* start *

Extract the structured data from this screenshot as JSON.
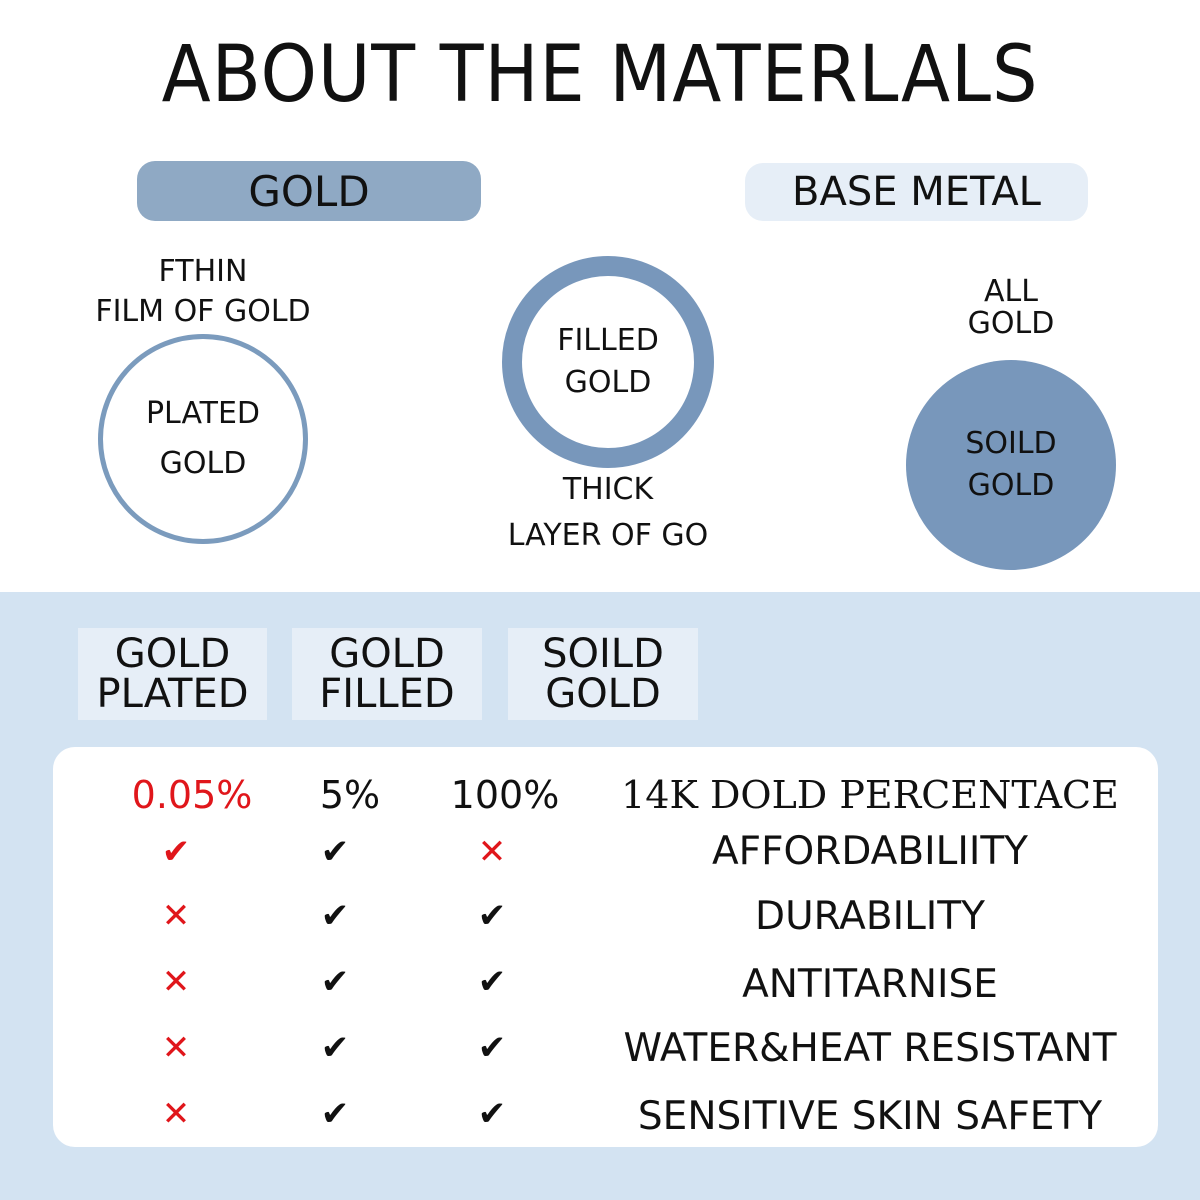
{
  "title": "ABOUT THE MATERLALS",
  "pills": {
    "gold": "GOLD",
    "base_metal": "BASE METAL"
  },
  "diagrams": [
    {
      "caption_lines": [
        "FTHIN",
        "FILM OF GOLD"
      ],
      "circle_lines": [
        "PLATED",
        "GOLD"
      ]
    },
    {
      "caption_lines": [
        "THICK",
        "LAYER OF GO"
      ],
      "circle_lines": [
        "FILLED",
        "GOLD"
      ]
    },
    {
      "caption_lines": [
        "ALL",
        "GOLD"
      ],
      "circle_lines": [
        "SOILD",
        "GOLD"
      ]
    }
  ],
  "colors": {
    "pill_gold": "#8fa9c4",
    "pill_base": "#e6eef7",
    "circle": "#7897bb",
    "band": "#d3e3f2",
    "red": "#e0161b"
  },
  "table": {
    "headers": [
      [
        "GOLD",
        "PLATED"
      ],
      [
        "GOLD",
        "FILLED"
      ],
      [
        "SOILD",
        "GOLD"
      ]
    ],
    "percentages": [
      "0.05%",
      "5%",
      "100%"
    ],
    "percentage_label": "14K DOLD PERCENTACE",
    "rows": [
      {
        "label": "AFFORDABILIITY",
        "marks": [
          "check-red",
          "check",
          "cross"
        ]
      },
      {
        "label": "DURABILITY",
        "marks": [
          "cross",
          "check",
          "check"
        ]
      },
      {
        "label": "ANTITARNISE",
        "marks": [
          "cross",
          "check",
          "check"
        ]
      },
      {
        "label": "WATER&HEAT RESISTANT",
        "marks": [
          "cross",
          "check",
          "check"
        ]
      },
      {
        "label": "SENSITIVE SKIN SAFETY",
        "marks": [
          "cross",
          "check",
          "check"
        ]
      }
    ]
  }
}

* end *

WHAT IS EXPECTED:
Print out the lines exactly, skipping any picture.

SOLUTION FOR THIS EXERCISE:
Extract the structured data from this screenshot as JSON.
{
  "title": "ABOUT THE MATERLALS",
  "pills": {
    "gold": "GOLD",
    "base_metal": "BASE METAL"
  },
  "diagrams": [
    {
      "caption_lines": [
        "FTHIN",
        "FILM OF GOLD"
      ],
      "circle_lines": [
        "PLATED",
        "GOLD"
      ]
    },
    {
      "caption_lines": [
        "THICK",
        "LAYER OF GO"
      ],
      "circle_lines": [
        "FILLED",
        "GOLD"
      ]
    },
    {
      "caption_lines": [
        "ALL",
        "GOLD"
      ],
      "circle_lines": [
        "SOILD",
        "GOLD"
      ]
    }
  ],
  "colors": {
    "pill_gold": "#8fa9c4",
    "pill_base": "#e6eef7",
    "circle": "#7897bb",
    "band": "#d3e3f2",
    "red": "#e0161b"
  },
  "table": {
    "headers": [
      [
        "GOLD",
        "PLATED"
      ],
      [
        "GOLD",
        "FILLED"
      ],
      [
        "SOILD",
        "GOLD"
      ]
    ],
    "percentages": [
      "0.05%",
      "5%",
      "100%"
    ],
    "percentage_label": "14K DOLD PERCENTACE",
    "rows": [
      {
        "label": "AFFORDABILIITY",
        "marks": [
          "check-red",
          "check",
          "cross"
        ]
      },
      {
        "label": "DURABILITY",
        "marks": [
          "cross",
          "check",
          "check"
        ]
      },
      {
        "label": "ANTITARNISE",
        "marks": [
          "cross",
          "check",
          "check"
        ]
      },
      {
        "label": "WATER&HEAT RESISTANT",
        "marks": [
          "cross",
          "check",
          "check"
        ]
      },
      {
        "label": "SENSITIVE SKIN SAFETY",
        "marks": [
          "cross",
          "check",
          "check"
        ]
      }
    ]
  }
}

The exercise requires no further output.